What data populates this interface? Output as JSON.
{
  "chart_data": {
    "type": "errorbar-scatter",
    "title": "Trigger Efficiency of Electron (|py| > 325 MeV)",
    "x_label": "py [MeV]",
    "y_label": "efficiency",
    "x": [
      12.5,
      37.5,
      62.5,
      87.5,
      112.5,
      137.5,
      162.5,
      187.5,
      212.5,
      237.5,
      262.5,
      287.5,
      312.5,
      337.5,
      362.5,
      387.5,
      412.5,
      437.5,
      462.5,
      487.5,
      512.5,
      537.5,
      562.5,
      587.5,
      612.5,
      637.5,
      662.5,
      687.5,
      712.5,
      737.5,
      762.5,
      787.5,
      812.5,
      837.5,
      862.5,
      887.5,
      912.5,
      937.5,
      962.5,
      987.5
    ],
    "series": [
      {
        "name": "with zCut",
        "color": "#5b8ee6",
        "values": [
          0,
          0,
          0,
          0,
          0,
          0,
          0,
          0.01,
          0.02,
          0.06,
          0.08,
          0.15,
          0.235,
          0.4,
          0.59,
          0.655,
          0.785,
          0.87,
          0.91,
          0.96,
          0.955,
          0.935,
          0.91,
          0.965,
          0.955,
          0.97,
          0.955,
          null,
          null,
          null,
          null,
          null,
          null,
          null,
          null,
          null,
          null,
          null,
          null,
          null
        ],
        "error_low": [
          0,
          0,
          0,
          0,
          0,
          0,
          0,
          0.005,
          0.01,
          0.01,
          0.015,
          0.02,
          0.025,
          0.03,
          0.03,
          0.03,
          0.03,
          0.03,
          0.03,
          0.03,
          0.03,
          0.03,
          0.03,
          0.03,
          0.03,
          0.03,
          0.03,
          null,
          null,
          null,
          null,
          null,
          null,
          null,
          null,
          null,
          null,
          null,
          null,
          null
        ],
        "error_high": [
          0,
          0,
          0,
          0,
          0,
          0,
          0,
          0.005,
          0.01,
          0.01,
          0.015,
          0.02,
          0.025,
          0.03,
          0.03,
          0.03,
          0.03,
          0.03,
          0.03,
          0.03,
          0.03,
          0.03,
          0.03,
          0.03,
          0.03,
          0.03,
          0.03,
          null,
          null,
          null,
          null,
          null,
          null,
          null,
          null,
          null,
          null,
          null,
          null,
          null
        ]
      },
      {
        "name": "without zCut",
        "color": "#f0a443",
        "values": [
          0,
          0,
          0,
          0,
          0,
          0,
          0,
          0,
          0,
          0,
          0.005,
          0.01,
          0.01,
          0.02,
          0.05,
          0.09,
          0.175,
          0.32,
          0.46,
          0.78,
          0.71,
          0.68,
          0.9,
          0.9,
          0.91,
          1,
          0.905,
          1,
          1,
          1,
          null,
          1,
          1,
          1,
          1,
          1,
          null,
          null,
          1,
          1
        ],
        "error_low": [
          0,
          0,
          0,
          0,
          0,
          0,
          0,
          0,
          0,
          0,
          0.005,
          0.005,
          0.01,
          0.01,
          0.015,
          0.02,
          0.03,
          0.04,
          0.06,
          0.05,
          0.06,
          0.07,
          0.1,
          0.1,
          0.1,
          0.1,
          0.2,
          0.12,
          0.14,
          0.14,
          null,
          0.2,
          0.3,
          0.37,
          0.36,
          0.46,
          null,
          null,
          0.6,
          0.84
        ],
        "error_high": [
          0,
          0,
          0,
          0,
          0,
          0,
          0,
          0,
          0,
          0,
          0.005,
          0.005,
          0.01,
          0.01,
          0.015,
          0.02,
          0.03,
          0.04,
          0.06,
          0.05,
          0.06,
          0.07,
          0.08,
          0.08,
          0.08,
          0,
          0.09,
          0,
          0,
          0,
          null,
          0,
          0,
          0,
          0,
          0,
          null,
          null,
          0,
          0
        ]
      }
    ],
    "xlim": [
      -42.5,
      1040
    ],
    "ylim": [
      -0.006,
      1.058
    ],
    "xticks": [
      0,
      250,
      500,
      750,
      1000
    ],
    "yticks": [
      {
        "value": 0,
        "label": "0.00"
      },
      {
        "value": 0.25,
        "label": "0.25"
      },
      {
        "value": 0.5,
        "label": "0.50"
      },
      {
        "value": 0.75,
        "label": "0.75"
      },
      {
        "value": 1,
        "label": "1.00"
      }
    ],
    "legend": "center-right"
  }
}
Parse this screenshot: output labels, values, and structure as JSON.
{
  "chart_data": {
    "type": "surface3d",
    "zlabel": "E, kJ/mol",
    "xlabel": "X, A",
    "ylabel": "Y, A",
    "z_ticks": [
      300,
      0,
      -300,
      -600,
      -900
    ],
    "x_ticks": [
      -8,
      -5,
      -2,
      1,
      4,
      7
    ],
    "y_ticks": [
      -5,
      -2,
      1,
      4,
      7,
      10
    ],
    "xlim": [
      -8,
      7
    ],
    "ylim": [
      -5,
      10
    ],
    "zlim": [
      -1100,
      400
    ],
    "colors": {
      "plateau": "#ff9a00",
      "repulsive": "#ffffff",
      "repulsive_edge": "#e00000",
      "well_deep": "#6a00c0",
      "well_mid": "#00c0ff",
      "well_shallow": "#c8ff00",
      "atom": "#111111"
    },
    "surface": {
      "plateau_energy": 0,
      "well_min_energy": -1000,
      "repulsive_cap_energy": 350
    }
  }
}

------------

EXERCISE BRIEF: Read through the lines above and collect those that contain the string "type".

TASK ANSWER:
    "type": "errorbar-scatter",
    "type": "surface3d",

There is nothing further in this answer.